_OBJECTIVE_:
Make an exact copy of the records, dropping all pictures.

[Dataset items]
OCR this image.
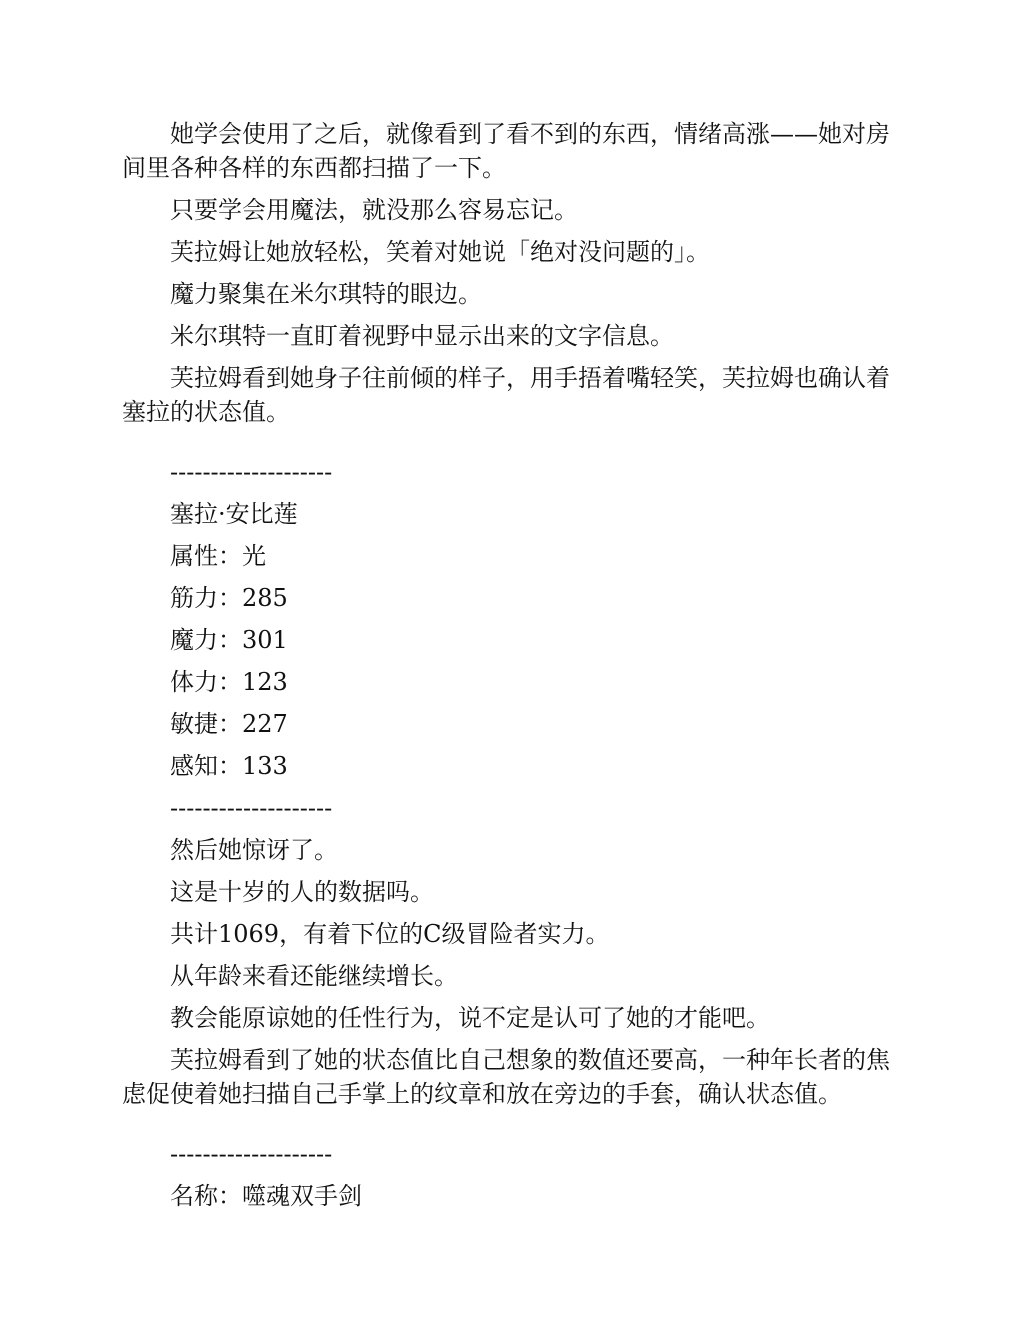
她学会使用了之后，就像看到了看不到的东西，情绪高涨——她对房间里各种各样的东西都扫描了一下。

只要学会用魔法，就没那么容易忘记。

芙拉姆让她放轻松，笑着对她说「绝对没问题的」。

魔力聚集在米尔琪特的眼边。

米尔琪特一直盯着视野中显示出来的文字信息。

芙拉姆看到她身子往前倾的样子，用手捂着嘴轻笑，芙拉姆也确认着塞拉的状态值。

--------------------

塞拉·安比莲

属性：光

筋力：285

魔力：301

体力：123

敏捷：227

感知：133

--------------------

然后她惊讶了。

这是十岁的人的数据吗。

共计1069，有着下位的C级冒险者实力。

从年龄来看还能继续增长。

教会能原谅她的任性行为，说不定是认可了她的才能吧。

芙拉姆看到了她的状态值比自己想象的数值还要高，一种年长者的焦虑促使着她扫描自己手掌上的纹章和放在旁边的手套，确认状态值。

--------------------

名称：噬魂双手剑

_TASK RESULT_:
OCR this image.
她学会使用了之后，就像看到了看不到的东西，情绪高涨——她对房间里各种各样的东西都扫描了一下。

只要学会用魔法，就没那么容易忘记。

芙拉姆让她放轻松，笑着对她说「绝对没问题的」。

魔力聚集在米尔琪特的眼边。

米尔琪特一直盯着视野中显示出来的文字信息。

芙拉姆看到她身子往前倾的样子，用手捂着嘴轻笑，芙拉姆也确认着塞拉的状态值。

--------------------

塞拉·安比莲

属性：光

筋力：285

魔力：301

体力：123

敏捷：227

感知：133

--------------------

然后她惊讶了。

这是十岁的人的数据吗。

共计1069，有着下位的C级冒险者实力。

从年龄来看还能继续增长。

教会能原谅她的任性行为，说不定是认可了她的才能吧。

芙拉姆看到了她的状态值比自己想象的数值还要高，一种年长者的焦虑促使着她扫描自己手掌上的纹章和放在旁边的手套，确认状态值。

--------------------

名称：噬魂双手剑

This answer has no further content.